Lines of data
+ + + + +

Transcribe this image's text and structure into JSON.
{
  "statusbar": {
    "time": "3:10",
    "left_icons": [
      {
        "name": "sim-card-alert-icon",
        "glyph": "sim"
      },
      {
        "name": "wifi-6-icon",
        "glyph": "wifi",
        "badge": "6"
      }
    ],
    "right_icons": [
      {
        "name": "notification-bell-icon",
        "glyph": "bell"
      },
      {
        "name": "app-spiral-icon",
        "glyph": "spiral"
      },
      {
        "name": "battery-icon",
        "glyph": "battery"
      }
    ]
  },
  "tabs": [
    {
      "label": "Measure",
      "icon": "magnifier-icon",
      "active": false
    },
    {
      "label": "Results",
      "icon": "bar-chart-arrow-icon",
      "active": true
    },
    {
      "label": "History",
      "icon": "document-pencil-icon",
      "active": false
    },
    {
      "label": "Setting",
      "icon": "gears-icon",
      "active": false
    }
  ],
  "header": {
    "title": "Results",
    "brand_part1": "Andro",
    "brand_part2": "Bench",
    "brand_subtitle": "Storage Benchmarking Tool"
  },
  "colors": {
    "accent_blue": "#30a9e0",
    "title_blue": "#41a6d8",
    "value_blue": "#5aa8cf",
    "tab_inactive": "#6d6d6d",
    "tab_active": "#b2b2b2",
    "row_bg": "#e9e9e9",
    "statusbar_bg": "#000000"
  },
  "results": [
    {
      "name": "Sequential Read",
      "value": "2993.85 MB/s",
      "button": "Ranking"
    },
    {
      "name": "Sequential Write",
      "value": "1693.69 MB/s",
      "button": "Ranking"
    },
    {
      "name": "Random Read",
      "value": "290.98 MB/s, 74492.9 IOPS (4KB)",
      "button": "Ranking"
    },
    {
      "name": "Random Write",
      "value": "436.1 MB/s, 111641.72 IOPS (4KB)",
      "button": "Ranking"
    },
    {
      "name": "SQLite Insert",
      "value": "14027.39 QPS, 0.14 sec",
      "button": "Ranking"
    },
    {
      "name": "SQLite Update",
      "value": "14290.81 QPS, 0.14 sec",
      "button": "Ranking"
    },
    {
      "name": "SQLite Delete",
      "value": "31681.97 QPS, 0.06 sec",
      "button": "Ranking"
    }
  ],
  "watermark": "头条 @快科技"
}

+ + + + +

SET EXERCISE: Restate the listing in full, word for word.

TASK OUTPUT:
Transcribe this image's text and structure into JSON.
{
  "statusbar": {
    "time": "3:10",
    "left_icons": [
      {
        "name": "sim-card-alert-icon",
        "glyph": "sim"
      },
      {
        "name": "wifi-6-icon",
        "glyph": "wifi",
        "badge": "6"
      }
    ],
    "right_icons": [
      {
        "name": "notification-bell-icon",
        "glyph": "bell"
      },
      {
        "name": "app-spiral-icon",
        "glyph": "spiral"
      },
      {
        "name": "battery-icon",
        "glyph": "battery"
      }
    ]
  },
  "tabs": [
    {
      "label": "Measure",
      "icon": "magnifier-icon",
      "active": false
    },
    {
      "label": "Results",
      "icon": "bar-chart-arrow-icon",
      "active": true
    },
    {
      "label": "History",
      "icon": "document-pencil-icon",
      "active": false
    },
    {
      "label": "Setting",
      "icon": "gears-icon",
      "active": false
    }
  ],
  "header": {
    "title": "Results",
    "brand_part1": "Andro",
    "brand_part2": "Bench",
    "brand_subtitle": "Storage Benchmarking Tool"
  },
  "colors": {
    "accent_blue": "#30a9e0",
    "title_blue": "#41a6d8",
    "value_blue": "#5aa8cf",
    "tab_inactive": "#6d6d6d",
    "tab_active": "#b2b2b2",
    "row_bg": "#e9e9e9",
    "statusbar_bg": "#000000"
  },
  "results": [
    {
      "name": "Sequential Read",
      "value": "2993.85 MB/s",
      "button": "Ranking"
    },
    {
      "name": "Sequential Write",
      "value": "1693.69 MB/s",
      "button": "Ranking"
    },
    {
      "name": "Random Read",
      "value": "290.98 MB/s, 74492.9 IOPS (4KB)",
      "button": "Ranking"
    },
    {
      "name": "Random Write",
      "value": "436.1 MB/s, 111641.72 IOPS (4KB)",
      "button": "Ranking"
    },
    {
      "name": "SQLite Insert",
      "value": "14027.39 QPS, 0.14 sec",
      "button": "Ranking"
    },
    {
      "name": "SQLite Update",
      "value": "14290.81 QPS, 0.14 sec",
      "button": "Ranking"
    },
    {
      "name": "SQLite Delete",
      "value": "31681.97 QPS, 0.06 sec",
      "button": "Ranking"
    }
  ],
  "watermark": "头条 @快科技"
}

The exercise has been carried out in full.